* _Objective_
Locate every line in the material below that has the word "Neck". Copy each of those lines.

** start of Data to use **

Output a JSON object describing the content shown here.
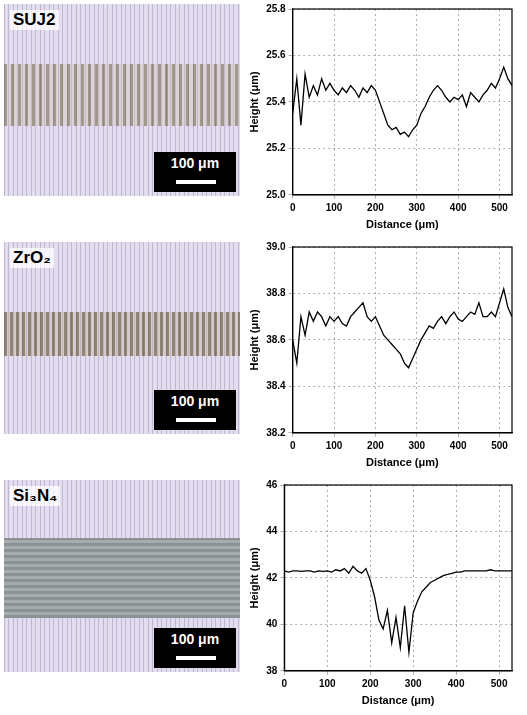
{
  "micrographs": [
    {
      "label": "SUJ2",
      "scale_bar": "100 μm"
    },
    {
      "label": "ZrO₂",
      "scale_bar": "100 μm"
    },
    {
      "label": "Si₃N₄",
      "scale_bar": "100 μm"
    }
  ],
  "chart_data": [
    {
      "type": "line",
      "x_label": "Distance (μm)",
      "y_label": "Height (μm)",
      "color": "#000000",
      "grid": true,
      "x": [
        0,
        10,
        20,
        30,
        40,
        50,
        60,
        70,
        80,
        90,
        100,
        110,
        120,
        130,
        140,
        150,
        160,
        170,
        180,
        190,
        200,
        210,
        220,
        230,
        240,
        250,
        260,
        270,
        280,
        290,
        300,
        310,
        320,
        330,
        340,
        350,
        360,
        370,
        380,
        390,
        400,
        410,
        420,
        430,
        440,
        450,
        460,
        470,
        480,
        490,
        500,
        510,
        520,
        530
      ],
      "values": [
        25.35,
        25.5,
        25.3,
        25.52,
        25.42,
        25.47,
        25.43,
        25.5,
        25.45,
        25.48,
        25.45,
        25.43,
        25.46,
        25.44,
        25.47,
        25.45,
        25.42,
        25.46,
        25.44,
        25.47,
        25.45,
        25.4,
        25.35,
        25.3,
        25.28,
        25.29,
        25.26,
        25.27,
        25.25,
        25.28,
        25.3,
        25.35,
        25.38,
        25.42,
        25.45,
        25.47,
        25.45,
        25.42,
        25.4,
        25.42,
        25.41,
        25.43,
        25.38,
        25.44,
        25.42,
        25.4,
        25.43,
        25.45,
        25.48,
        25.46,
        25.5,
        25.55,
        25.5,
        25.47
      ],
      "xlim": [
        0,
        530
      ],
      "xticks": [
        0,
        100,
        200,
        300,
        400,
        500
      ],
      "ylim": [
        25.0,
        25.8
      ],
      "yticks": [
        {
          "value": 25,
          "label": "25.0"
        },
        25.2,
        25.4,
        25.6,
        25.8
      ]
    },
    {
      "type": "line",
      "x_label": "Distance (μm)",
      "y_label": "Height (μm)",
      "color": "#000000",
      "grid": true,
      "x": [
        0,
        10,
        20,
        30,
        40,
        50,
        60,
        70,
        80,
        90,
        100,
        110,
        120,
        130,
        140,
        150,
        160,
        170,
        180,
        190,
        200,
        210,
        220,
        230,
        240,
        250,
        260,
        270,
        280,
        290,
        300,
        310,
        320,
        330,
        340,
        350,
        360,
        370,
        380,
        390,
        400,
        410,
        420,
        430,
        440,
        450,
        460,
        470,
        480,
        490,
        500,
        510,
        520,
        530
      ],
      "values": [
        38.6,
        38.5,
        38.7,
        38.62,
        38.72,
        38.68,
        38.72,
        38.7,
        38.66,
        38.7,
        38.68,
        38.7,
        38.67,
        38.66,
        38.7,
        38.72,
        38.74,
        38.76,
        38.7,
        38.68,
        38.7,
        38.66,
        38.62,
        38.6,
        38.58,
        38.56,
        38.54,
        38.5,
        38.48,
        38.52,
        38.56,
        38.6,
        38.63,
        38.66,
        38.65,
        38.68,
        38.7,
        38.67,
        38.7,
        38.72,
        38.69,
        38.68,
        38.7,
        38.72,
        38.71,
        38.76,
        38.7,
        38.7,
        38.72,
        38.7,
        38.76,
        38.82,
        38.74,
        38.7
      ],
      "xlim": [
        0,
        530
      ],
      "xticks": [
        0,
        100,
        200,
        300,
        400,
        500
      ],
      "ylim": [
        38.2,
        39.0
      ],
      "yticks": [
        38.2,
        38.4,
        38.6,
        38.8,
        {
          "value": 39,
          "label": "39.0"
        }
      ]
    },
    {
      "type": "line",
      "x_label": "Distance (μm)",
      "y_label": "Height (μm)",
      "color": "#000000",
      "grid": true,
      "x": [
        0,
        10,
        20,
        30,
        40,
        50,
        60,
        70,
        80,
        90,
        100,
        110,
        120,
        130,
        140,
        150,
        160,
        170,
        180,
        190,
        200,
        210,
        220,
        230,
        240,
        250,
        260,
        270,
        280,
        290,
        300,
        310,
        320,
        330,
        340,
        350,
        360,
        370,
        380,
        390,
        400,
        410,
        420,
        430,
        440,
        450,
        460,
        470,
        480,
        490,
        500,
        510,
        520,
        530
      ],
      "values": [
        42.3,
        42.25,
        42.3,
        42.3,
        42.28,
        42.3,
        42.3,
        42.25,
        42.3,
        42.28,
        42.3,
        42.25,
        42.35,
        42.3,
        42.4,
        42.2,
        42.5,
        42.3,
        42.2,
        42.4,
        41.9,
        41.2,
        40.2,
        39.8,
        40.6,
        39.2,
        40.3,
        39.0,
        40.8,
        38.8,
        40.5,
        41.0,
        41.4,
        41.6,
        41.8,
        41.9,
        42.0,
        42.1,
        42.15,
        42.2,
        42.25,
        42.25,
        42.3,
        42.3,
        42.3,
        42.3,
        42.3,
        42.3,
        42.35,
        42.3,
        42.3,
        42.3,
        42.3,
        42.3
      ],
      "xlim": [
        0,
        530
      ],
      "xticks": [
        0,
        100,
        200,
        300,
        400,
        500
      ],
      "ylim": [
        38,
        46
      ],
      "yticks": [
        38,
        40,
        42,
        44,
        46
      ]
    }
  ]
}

** end of Data to use **
** start of Data to use **

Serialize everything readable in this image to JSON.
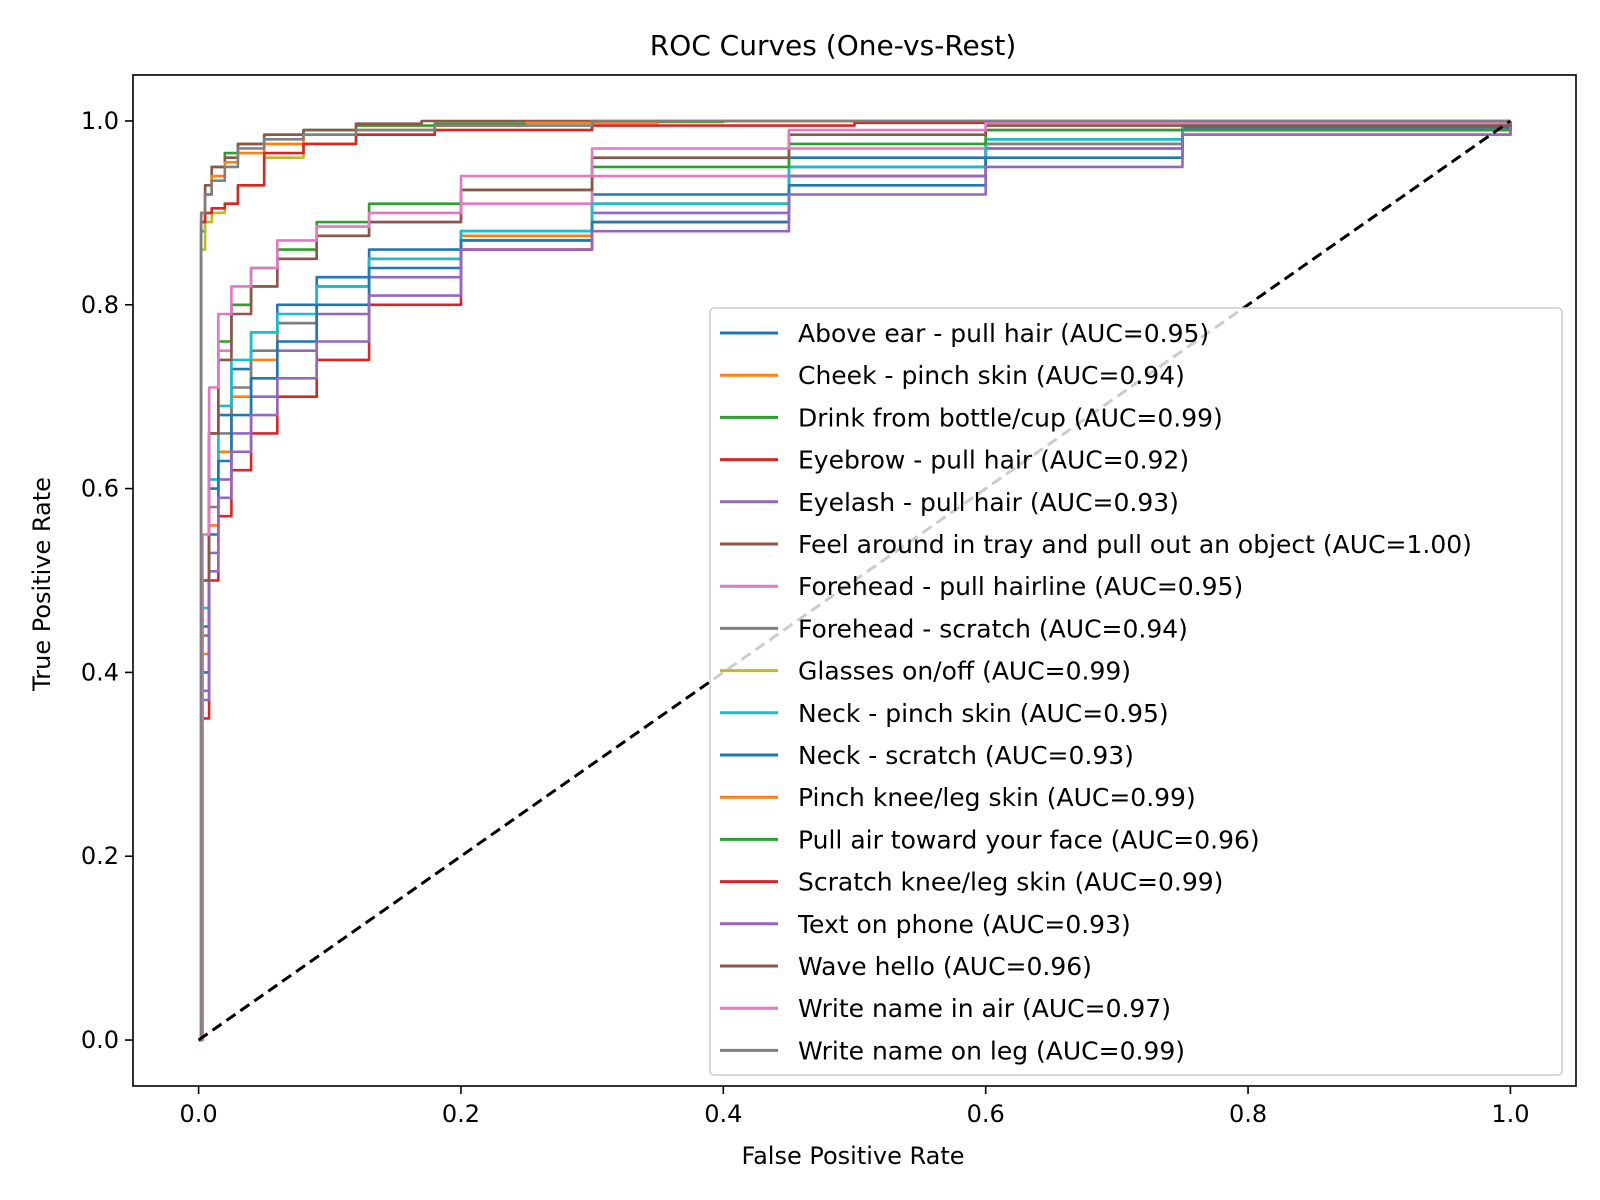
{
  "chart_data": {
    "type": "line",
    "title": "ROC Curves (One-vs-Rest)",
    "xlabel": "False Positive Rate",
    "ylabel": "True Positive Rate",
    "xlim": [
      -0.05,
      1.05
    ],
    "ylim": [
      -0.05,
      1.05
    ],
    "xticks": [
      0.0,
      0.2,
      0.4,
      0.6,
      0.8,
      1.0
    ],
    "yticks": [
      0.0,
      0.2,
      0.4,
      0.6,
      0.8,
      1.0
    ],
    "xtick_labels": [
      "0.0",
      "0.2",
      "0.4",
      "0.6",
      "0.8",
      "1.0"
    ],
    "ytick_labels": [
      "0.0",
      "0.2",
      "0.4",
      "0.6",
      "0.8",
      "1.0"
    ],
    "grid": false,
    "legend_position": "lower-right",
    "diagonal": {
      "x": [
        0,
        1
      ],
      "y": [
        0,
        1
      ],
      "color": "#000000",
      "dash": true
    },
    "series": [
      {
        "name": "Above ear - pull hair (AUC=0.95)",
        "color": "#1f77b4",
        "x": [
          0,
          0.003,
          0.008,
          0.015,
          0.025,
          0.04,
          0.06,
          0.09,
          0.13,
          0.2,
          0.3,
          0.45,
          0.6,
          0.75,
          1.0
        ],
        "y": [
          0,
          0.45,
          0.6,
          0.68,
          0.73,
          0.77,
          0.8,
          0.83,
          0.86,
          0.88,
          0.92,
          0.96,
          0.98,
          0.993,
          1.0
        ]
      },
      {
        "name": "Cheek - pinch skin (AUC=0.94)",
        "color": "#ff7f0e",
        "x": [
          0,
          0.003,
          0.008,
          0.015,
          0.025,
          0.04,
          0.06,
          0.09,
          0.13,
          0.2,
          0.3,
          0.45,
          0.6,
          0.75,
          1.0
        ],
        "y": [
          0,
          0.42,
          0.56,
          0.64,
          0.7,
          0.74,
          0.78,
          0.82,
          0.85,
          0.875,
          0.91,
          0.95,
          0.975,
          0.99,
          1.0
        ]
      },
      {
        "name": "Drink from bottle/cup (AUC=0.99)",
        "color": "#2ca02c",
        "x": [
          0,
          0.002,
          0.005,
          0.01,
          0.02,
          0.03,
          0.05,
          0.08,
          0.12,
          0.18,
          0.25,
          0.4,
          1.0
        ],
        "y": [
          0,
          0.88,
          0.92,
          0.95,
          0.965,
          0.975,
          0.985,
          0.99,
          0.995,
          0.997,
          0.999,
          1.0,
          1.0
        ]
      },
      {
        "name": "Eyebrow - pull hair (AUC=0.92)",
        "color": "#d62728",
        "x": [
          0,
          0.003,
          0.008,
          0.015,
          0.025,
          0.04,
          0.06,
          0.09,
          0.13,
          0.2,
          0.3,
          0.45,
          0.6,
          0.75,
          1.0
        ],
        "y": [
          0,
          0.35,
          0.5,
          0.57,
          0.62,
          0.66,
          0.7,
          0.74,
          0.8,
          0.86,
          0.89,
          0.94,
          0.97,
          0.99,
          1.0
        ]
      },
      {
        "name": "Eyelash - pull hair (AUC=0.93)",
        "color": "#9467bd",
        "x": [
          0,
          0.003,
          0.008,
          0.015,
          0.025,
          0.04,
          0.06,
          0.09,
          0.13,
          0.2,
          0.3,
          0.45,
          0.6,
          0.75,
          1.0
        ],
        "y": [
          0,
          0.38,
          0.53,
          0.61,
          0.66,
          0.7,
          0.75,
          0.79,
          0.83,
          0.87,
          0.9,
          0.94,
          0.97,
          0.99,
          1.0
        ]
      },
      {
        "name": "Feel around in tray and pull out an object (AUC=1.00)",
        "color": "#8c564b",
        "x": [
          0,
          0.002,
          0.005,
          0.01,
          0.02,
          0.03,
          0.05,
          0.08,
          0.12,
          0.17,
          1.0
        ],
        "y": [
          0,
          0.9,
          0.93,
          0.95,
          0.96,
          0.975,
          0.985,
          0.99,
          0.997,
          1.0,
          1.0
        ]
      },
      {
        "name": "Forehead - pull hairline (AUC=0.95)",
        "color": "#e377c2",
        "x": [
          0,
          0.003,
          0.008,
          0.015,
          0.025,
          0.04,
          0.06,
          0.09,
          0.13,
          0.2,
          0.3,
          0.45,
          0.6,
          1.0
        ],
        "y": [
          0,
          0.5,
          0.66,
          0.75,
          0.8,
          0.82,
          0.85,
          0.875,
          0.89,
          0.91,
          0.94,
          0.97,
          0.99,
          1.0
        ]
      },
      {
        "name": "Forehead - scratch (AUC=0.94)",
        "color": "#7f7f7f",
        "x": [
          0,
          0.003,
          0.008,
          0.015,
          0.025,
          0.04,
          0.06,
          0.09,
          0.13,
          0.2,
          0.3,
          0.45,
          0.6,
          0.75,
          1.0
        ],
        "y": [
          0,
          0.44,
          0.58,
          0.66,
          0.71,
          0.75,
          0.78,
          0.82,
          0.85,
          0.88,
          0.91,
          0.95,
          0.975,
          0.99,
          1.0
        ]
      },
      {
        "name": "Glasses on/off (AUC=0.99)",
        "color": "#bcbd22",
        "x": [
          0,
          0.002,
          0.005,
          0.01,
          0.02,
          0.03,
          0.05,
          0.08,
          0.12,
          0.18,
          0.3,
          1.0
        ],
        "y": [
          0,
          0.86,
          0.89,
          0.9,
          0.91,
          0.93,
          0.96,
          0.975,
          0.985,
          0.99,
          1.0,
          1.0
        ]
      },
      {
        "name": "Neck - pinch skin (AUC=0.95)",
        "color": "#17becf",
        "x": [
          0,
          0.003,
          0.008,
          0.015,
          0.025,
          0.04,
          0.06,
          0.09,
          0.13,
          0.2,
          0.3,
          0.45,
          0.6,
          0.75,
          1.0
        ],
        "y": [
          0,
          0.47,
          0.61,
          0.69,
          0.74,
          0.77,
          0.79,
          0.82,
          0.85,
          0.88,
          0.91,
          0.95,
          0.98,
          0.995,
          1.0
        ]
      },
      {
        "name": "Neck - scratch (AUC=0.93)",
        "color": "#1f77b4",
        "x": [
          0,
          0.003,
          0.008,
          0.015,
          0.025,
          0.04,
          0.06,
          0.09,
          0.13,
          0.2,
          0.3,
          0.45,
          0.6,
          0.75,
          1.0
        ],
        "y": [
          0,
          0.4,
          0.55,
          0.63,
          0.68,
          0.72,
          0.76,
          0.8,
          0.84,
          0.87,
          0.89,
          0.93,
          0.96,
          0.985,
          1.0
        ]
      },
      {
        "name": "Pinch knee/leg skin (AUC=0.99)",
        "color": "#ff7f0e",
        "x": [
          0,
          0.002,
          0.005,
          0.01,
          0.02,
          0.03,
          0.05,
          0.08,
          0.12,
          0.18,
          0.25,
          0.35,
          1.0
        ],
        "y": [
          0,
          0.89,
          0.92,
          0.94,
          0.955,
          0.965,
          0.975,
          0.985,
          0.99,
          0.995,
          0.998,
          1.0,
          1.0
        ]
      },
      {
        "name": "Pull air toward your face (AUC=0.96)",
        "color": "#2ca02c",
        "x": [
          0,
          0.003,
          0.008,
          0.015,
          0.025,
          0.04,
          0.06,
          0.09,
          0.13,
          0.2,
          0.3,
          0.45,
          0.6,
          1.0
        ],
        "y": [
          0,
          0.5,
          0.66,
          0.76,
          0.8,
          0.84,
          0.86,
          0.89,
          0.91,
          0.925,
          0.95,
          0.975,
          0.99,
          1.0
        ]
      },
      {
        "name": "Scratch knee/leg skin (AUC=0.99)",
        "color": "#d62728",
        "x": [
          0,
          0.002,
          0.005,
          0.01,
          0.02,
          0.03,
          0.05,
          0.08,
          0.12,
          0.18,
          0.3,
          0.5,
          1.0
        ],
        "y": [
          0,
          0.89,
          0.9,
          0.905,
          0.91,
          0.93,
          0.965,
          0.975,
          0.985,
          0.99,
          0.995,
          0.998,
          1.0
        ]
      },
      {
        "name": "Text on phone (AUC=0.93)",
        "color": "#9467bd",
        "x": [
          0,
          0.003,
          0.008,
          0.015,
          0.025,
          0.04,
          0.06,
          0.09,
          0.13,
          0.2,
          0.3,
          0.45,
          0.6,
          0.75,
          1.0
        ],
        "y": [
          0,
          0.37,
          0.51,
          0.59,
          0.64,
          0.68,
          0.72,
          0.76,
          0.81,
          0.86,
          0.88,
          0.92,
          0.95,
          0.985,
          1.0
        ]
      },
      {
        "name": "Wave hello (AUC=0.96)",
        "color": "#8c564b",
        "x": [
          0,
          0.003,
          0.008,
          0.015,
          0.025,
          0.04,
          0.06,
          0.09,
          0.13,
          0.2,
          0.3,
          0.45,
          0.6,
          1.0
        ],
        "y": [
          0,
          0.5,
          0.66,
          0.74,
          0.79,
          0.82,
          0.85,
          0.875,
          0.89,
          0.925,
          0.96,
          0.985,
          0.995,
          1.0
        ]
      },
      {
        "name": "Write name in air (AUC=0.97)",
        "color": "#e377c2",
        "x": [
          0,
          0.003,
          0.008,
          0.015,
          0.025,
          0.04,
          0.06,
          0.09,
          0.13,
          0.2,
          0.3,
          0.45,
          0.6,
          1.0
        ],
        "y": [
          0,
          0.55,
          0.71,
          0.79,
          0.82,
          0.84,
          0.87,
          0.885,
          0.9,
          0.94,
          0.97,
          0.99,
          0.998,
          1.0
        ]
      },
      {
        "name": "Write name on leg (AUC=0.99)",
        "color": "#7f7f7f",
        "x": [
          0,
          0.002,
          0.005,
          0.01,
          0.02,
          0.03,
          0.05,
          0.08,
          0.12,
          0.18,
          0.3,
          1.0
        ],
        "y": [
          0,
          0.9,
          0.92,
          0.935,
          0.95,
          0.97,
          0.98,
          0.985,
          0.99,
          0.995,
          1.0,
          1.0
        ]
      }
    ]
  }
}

** end of Data to use **

* _Complete output_
        "name": "Neck - pinch skin (AUC=0.95)",
        "name": "Neck - scratch (AUC=0.93)",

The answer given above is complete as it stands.